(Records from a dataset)
::::::

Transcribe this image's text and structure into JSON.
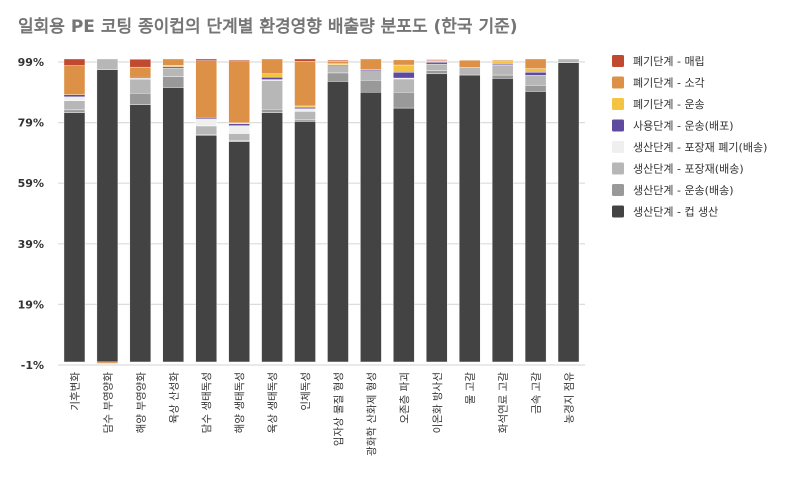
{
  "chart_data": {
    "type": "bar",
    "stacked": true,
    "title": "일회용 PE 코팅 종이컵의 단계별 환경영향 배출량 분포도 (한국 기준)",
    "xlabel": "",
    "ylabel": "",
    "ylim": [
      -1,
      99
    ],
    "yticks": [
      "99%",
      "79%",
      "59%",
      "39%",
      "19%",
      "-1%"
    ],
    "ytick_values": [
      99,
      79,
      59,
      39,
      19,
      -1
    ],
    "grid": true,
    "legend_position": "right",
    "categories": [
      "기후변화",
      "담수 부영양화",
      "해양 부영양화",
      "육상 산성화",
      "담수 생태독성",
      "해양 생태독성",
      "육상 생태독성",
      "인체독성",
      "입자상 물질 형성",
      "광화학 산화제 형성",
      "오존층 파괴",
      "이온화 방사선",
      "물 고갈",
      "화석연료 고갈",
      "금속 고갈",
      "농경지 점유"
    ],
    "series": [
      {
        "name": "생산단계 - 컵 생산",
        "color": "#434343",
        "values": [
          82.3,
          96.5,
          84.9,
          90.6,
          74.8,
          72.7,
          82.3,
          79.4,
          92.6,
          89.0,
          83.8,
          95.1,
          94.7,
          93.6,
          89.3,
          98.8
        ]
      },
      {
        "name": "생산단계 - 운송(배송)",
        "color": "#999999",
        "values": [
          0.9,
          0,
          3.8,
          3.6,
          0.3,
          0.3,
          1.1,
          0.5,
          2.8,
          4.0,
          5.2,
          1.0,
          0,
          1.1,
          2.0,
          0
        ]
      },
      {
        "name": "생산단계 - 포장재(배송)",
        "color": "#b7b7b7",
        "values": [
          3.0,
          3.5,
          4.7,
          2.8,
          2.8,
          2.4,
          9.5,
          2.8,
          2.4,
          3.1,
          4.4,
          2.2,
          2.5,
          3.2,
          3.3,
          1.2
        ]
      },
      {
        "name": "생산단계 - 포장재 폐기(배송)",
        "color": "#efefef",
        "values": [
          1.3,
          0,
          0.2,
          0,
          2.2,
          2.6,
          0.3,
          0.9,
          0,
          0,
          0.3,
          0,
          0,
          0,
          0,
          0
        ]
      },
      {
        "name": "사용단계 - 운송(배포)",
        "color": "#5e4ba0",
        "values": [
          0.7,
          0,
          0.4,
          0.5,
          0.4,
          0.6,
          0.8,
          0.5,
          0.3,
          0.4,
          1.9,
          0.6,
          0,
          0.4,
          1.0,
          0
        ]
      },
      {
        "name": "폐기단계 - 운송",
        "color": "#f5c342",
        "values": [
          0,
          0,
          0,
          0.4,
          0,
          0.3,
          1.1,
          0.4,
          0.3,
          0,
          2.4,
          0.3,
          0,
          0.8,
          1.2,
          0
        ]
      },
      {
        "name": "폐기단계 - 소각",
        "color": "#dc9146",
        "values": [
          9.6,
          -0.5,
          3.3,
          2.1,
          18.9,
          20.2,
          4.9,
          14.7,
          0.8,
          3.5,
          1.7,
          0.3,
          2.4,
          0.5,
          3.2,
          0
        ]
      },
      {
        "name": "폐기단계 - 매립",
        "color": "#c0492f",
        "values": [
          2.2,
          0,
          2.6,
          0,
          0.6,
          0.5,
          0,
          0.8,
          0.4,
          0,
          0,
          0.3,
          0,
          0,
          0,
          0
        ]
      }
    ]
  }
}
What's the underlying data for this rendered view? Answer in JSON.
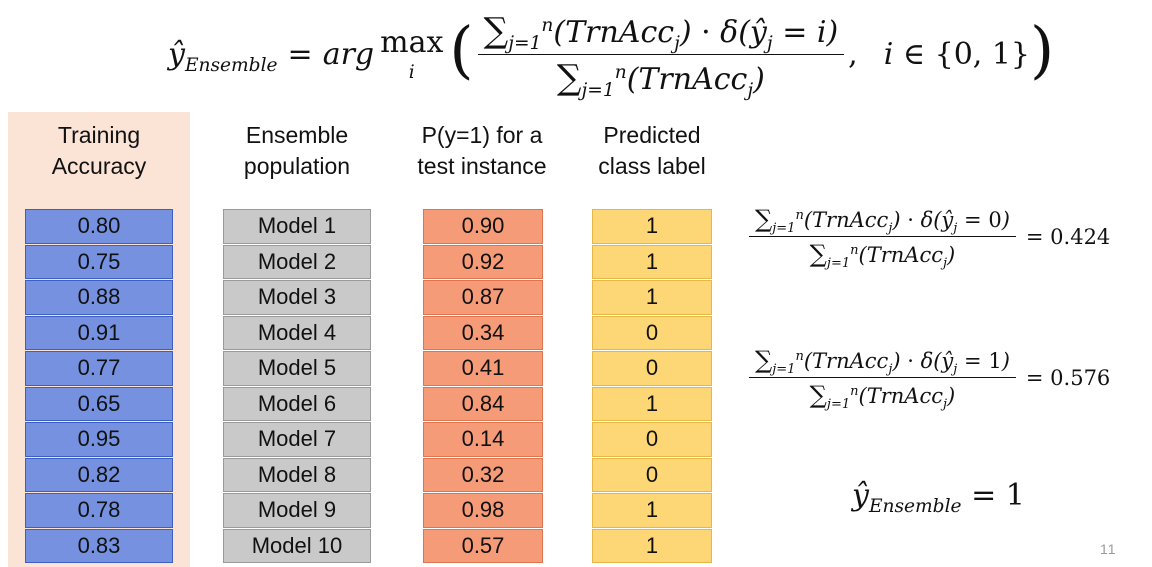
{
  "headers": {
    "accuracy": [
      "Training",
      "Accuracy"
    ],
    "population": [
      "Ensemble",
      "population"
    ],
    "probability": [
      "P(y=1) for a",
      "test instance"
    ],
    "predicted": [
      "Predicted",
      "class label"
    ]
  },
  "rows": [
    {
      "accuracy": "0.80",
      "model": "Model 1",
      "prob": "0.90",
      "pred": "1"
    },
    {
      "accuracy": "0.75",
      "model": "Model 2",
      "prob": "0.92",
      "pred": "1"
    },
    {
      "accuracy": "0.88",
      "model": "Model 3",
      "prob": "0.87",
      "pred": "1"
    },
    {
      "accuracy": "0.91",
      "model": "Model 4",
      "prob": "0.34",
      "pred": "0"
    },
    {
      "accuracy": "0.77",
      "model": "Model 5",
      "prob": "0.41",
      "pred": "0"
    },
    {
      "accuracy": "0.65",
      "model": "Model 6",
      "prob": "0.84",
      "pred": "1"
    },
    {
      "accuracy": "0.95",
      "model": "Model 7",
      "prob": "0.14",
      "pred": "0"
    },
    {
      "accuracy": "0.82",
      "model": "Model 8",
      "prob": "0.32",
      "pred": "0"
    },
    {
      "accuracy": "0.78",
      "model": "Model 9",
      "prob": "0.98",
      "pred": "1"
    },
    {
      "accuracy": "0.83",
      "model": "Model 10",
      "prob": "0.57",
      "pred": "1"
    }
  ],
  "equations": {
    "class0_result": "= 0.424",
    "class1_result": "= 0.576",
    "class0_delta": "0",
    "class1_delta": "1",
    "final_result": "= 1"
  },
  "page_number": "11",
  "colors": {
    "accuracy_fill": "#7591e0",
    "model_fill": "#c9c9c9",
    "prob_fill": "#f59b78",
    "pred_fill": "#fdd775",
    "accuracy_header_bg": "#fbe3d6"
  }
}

::::::

* Exercise prompt *
Report how many lines of the records above contain the word "name", giving only the number.

* Task result *
8